**Extracted entries:**
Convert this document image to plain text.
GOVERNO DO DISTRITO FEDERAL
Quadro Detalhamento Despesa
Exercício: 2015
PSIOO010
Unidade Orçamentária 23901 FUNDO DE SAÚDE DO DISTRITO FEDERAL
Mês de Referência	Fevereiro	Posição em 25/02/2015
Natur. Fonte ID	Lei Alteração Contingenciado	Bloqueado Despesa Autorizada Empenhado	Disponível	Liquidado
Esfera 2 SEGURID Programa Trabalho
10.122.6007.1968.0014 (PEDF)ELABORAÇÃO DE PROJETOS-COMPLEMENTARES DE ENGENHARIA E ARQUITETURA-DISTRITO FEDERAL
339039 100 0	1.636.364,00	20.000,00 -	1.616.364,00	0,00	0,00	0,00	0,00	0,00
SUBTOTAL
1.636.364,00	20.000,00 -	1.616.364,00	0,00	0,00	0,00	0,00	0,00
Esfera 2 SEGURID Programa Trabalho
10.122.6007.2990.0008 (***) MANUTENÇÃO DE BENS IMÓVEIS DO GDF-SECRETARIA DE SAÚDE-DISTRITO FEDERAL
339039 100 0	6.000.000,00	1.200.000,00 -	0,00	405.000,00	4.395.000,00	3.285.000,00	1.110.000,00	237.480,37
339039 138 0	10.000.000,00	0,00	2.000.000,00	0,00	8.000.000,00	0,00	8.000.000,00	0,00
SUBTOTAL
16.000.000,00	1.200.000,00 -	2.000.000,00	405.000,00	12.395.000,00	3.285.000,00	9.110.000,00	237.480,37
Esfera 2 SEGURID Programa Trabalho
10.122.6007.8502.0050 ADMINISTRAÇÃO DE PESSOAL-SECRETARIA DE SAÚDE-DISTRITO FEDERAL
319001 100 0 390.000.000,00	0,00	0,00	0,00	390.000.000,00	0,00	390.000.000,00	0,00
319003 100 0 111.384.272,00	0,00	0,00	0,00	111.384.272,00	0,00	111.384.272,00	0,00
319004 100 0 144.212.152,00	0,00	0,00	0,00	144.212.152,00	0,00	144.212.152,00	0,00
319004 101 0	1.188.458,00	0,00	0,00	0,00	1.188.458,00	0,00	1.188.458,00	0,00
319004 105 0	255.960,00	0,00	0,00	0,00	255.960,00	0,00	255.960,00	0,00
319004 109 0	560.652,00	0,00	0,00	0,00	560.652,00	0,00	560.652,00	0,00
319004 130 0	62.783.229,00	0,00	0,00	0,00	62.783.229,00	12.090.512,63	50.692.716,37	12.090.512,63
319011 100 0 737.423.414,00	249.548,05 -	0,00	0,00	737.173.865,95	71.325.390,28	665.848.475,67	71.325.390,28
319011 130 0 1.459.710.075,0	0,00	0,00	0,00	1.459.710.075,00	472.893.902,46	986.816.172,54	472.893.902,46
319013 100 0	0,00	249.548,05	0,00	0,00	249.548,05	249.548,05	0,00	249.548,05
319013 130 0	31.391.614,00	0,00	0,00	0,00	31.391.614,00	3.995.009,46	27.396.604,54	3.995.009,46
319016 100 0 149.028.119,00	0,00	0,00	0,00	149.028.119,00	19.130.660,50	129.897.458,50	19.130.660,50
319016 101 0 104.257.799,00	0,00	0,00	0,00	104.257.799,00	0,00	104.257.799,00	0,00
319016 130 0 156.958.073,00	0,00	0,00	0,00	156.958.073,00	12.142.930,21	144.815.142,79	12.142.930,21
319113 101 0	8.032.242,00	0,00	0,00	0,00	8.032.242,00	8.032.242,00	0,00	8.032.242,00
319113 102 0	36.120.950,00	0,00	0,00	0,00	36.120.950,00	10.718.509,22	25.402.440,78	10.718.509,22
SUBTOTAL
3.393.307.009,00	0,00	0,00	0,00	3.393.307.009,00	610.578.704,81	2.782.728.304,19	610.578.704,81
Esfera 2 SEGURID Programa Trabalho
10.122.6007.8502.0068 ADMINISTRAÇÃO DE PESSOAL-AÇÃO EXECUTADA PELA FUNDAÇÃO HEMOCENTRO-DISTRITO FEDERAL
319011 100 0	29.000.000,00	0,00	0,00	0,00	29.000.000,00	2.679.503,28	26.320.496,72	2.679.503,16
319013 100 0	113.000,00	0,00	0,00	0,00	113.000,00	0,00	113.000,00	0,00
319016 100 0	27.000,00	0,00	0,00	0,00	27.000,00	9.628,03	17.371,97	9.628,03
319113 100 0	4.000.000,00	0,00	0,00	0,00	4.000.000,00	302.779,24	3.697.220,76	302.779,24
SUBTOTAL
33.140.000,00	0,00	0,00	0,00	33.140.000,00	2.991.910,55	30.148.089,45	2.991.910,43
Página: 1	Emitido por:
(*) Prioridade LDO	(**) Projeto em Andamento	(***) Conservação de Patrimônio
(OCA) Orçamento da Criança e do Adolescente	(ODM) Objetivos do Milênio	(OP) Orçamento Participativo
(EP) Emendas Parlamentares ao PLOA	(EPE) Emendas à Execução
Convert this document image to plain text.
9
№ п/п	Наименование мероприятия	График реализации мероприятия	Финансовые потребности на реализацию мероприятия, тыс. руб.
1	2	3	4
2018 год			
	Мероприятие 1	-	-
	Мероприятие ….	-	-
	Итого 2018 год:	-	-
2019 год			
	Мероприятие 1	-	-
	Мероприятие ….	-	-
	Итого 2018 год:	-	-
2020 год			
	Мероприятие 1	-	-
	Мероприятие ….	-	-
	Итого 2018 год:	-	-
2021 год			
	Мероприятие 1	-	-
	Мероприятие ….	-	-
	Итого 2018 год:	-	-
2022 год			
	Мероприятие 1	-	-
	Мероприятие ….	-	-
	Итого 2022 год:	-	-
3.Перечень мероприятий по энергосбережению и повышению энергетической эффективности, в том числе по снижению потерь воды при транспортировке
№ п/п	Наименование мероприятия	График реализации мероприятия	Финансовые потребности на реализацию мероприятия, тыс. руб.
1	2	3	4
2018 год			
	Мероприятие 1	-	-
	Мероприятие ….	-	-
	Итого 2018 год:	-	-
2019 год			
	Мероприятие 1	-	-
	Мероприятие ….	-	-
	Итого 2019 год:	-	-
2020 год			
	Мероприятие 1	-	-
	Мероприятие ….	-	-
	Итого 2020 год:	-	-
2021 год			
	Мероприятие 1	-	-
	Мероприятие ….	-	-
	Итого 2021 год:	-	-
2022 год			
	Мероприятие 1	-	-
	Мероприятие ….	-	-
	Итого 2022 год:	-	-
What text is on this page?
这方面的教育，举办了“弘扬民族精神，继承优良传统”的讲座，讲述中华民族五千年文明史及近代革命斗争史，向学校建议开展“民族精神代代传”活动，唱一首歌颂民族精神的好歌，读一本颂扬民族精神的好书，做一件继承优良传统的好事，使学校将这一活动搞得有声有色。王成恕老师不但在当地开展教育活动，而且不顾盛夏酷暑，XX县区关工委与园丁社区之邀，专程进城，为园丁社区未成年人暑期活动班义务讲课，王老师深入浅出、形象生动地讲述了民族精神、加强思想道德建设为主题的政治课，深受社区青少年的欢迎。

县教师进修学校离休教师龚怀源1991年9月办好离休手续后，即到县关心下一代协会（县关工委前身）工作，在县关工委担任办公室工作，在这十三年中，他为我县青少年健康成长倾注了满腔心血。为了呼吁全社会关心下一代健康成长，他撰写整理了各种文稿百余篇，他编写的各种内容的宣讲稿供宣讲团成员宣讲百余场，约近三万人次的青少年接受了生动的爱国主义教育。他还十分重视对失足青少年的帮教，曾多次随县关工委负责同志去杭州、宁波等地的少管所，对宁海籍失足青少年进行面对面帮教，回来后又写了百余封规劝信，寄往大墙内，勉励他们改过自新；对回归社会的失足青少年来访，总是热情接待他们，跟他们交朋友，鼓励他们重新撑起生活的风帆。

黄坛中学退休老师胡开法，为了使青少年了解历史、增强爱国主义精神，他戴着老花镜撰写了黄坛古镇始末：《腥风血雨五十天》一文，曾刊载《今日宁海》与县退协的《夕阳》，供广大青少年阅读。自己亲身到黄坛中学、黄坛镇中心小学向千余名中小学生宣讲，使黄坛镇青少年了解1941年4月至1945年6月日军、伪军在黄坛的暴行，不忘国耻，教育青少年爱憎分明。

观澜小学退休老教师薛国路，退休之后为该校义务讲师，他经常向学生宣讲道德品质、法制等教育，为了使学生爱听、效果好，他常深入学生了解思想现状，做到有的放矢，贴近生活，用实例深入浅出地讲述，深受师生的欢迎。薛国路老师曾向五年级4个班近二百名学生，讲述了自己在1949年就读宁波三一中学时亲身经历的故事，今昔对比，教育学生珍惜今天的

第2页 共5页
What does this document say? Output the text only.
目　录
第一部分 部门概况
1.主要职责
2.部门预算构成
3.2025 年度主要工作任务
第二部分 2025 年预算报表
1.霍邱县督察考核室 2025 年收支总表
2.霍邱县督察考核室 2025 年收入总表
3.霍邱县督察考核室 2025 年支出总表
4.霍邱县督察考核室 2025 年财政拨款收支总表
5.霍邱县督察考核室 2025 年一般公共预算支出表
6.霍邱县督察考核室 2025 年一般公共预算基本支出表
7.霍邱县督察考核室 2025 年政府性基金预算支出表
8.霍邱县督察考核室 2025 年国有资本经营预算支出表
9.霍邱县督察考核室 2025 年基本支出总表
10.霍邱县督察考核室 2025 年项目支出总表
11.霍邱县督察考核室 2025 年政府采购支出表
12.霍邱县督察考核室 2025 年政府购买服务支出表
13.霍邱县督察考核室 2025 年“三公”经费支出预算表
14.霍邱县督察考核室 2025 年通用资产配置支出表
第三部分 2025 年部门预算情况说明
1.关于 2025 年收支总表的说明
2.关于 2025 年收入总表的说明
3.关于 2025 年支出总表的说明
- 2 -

**Task instructions:** From the listing above, return each line with the word "SECRETARIA".

**Result for this task:**
10.122.6007.2990.0008 (***) MANUTENÇÃO DE BENS IMÓVEIS DO GDF-SECRETARIA DE SAÚDE-DISTRITO FEDERAL
10.122.6007.8502.0050 ADMINISTRAÇÃO DE PESSOAL-SECRETARIA DE SAÚDE-DISTRITO FEDERAL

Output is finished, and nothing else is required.